__YOUR GOAL__
Filter the entries below, keeping every line that has the word "许多民间技艺面临着核心内容流失严重".

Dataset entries
= = = = = = =

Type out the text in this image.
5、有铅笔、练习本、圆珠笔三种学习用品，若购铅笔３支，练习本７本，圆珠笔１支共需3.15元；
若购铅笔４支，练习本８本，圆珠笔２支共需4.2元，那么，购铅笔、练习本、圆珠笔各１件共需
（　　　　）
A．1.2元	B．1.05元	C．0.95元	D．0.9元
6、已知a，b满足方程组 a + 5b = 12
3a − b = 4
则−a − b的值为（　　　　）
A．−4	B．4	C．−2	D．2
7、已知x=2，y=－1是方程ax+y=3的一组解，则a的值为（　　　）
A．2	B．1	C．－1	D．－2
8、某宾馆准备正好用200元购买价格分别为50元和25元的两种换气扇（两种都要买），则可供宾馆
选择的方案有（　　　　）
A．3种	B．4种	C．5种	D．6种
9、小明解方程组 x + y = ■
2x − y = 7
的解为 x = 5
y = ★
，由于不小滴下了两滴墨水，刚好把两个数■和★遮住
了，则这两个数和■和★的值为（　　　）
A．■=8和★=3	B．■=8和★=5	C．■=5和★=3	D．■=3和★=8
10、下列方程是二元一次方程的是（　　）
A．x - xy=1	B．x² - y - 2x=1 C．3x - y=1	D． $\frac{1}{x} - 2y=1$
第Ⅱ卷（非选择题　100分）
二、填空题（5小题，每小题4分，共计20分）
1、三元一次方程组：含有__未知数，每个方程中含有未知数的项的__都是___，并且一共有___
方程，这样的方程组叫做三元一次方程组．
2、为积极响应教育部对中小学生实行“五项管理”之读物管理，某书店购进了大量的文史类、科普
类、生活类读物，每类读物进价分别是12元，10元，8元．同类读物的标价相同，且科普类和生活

= = = = = = =

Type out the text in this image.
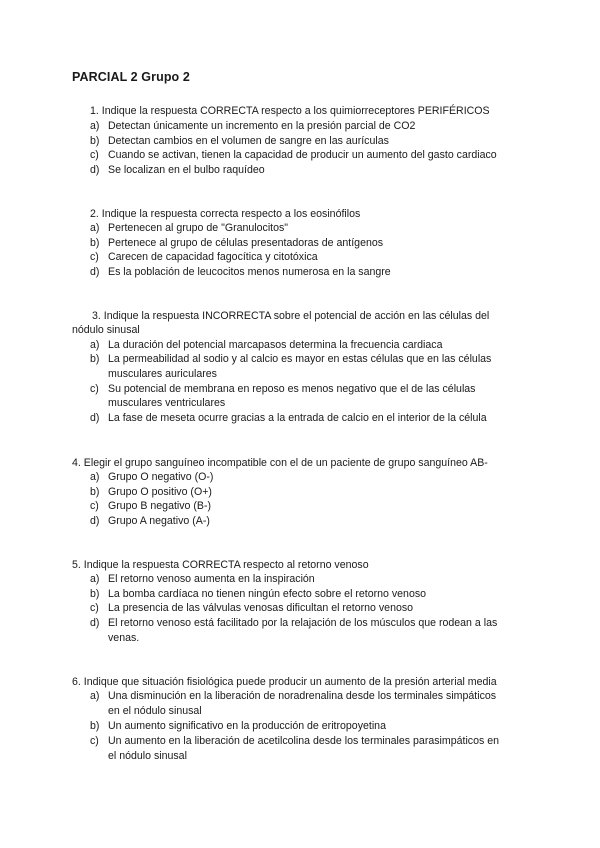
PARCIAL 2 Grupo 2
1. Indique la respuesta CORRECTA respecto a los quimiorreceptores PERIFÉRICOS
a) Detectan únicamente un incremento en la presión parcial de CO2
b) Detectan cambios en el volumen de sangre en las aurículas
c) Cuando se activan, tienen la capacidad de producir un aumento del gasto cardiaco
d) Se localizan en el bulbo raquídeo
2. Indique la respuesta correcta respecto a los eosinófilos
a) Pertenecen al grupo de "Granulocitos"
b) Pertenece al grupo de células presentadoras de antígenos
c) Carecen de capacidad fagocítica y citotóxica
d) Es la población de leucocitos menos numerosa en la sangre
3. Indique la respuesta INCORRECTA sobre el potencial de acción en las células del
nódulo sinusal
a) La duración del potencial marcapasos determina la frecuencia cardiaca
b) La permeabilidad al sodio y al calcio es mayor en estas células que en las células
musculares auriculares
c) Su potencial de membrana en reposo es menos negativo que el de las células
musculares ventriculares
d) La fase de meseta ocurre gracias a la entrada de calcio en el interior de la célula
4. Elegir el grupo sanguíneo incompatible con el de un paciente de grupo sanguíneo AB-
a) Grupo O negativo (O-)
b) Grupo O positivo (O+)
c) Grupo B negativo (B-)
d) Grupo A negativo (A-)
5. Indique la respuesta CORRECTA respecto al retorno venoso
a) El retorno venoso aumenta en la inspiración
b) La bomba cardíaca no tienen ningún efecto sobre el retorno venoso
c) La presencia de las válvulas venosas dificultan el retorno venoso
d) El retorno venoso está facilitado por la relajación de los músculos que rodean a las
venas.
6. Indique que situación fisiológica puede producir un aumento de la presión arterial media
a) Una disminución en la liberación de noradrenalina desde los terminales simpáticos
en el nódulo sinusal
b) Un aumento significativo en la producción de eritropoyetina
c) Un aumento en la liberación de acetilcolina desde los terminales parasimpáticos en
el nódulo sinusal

= = = = = = =

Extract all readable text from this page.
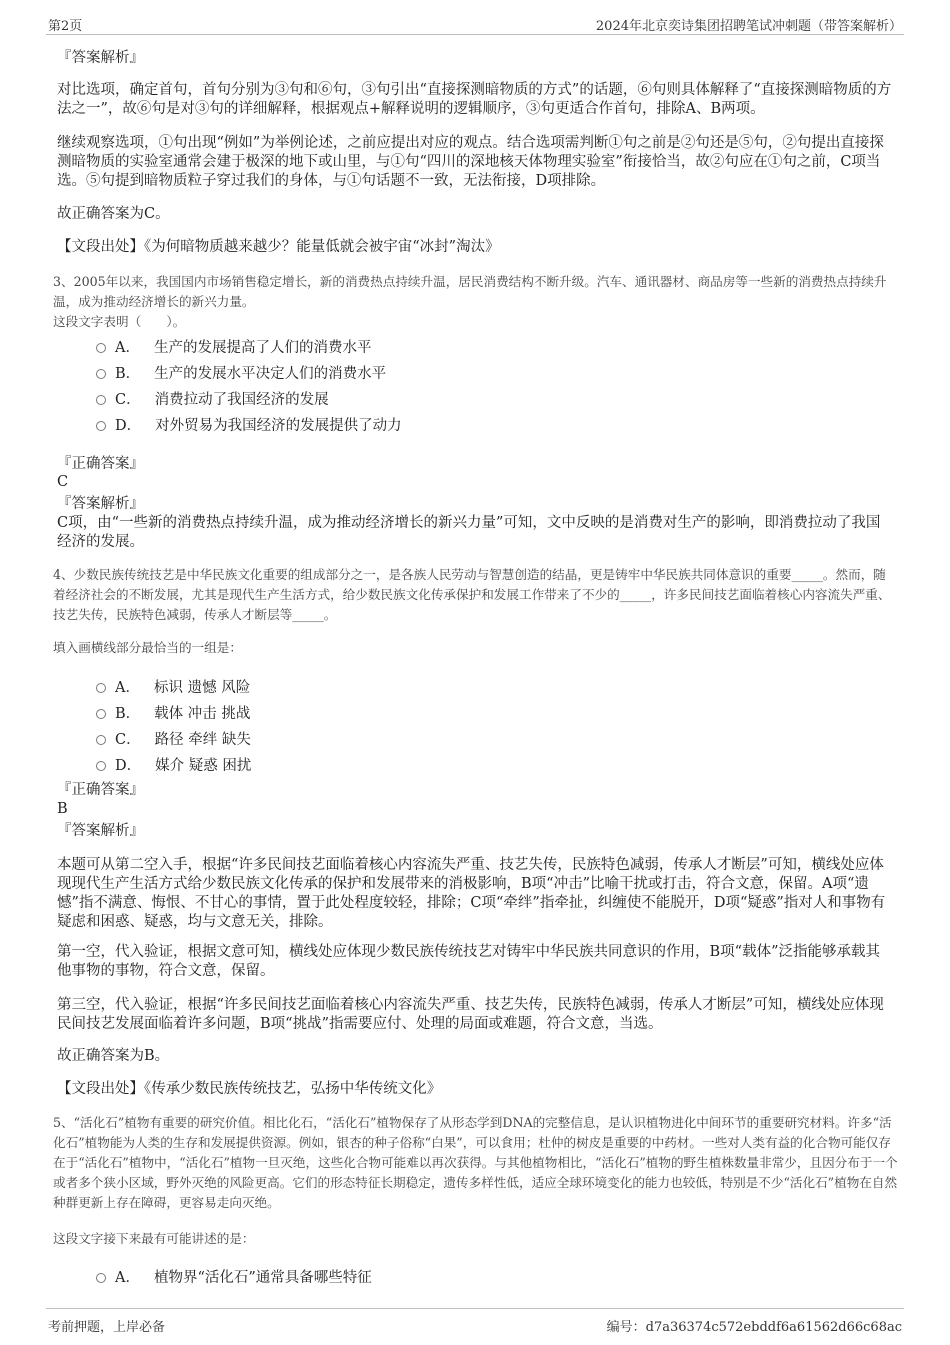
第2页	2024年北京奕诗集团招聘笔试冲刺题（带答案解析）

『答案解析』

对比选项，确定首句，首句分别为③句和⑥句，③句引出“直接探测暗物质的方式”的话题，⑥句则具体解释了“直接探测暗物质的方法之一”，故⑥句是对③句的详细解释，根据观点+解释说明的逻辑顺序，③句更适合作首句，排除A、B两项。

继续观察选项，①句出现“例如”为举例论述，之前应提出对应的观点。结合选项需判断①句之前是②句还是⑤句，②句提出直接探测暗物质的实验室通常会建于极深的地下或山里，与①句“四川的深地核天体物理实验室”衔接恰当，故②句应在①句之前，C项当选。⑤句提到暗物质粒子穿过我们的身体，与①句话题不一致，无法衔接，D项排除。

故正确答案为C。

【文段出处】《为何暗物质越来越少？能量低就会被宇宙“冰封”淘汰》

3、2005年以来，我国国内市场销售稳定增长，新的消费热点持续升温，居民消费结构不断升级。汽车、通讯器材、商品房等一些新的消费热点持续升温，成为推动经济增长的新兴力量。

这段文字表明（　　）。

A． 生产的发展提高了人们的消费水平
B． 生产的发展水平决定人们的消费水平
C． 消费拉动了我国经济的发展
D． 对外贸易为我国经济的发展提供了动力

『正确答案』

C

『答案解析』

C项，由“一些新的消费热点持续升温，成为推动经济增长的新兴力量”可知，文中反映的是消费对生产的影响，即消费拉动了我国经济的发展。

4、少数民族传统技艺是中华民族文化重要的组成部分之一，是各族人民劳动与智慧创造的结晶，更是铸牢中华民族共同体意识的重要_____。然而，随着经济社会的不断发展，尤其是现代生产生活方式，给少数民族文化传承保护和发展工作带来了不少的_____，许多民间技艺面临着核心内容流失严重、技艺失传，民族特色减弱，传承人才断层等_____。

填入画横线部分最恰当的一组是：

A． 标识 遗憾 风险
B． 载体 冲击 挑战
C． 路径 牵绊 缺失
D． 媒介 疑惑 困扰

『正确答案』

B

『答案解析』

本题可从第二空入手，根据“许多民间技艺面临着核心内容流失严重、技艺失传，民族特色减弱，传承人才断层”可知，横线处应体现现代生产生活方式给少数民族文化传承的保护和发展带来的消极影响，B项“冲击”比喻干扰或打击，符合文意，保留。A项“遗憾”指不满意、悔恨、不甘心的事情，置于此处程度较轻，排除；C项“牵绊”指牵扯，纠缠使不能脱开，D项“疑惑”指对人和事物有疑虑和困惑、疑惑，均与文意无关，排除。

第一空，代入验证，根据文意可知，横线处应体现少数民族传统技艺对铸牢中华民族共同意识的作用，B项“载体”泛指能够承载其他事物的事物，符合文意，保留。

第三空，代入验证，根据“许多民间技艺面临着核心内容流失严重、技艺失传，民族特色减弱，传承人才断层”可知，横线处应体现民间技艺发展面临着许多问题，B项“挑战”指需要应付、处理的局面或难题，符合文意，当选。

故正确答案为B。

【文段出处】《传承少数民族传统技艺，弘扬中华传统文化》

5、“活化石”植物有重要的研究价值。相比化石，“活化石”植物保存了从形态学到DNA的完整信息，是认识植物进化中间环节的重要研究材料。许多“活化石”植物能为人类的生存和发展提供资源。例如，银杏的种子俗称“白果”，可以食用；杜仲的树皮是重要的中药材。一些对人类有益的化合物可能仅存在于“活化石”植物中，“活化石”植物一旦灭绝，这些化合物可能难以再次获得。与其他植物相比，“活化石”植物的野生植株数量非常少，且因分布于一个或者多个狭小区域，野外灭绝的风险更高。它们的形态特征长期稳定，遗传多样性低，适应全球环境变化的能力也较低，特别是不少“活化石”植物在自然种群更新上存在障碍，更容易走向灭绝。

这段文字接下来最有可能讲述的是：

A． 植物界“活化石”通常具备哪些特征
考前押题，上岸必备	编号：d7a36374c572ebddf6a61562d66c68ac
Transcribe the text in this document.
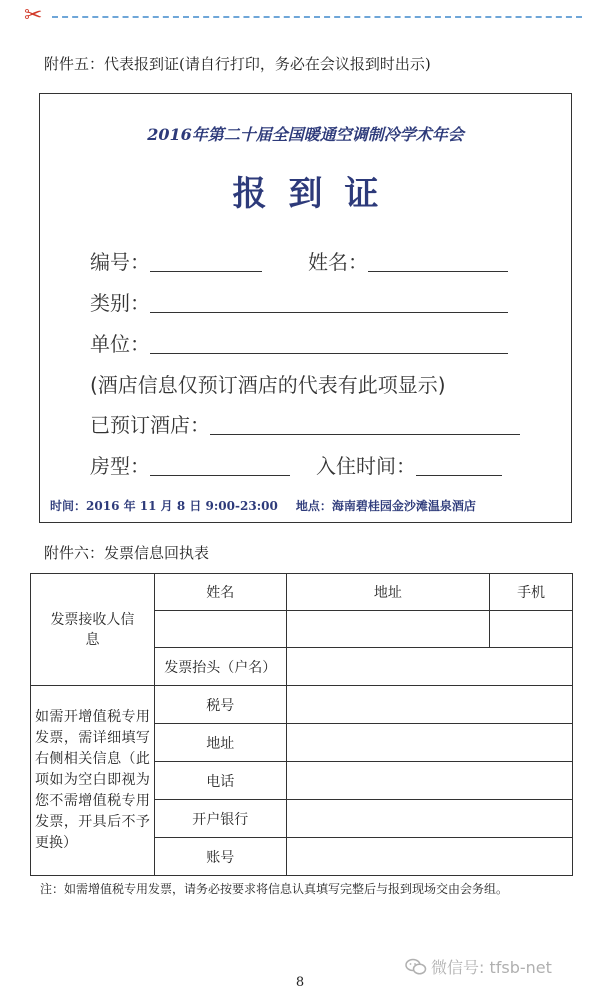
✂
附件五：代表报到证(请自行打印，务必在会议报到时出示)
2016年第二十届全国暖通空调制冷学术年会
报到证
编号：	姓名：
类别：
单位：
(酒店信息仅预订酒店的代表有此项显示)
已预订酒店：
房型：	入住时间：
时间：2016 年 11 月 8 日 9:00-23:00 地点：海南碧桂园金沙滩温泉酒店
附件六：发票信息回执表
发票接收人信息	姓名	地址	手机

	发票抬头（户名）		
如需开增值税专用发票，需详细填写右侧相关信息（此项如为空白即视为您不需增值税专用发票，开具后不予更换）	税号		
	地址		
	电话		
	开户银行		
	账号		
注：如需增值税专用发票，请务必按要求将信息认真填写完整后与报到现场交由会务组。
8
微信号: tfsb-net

= = = = = = =

__OUTPUT FOR THIS EXERCISE__
4、少数民族传统技艺是中华民族文化重要的组成部分之一，是各族人民劳动与智慧创造的结晶，更是铸牢中华民族共同体意识的重要_____。然而，随着经济社会的不断发展，尤其是现代生产生活方式，给少数民族文化传承保护和发展工作带来了不少的_____，许多民间技艺面临着核心内容流失严重、技艺失传，民族特色减弱，传承人才断层等_____。
本题可从第二空入手，根据“许多民间技艺面临着核心内容流失严重、技艺失传，民族特色减弱，传承人才断层”可知，横线处应体现现代生产生活方式给少数民族文化传承的保护和发展带来的消极影响，B项“冲击”比喻干扰或打击，符合文意，保留。A项“遗憾”指不满意、悔恨、不甘心的事情，置于此处程度较轻，排除；C项“牵绊”指牵扯，纠缠使不能脱开，D项“疑惑”指对人和事物有疑虑和困惑、疑惑，均与文意无关，排除。
第三空，代入验证，根据“许多民间技艺面临着核心内容流失严重、技艺失传，民族特色减弱，传承人才断层”可知，横线处应体现民间技艺发展面临着许多问题，B项“挑战”指需要应付、处理的局面或难题，符合文意，当选。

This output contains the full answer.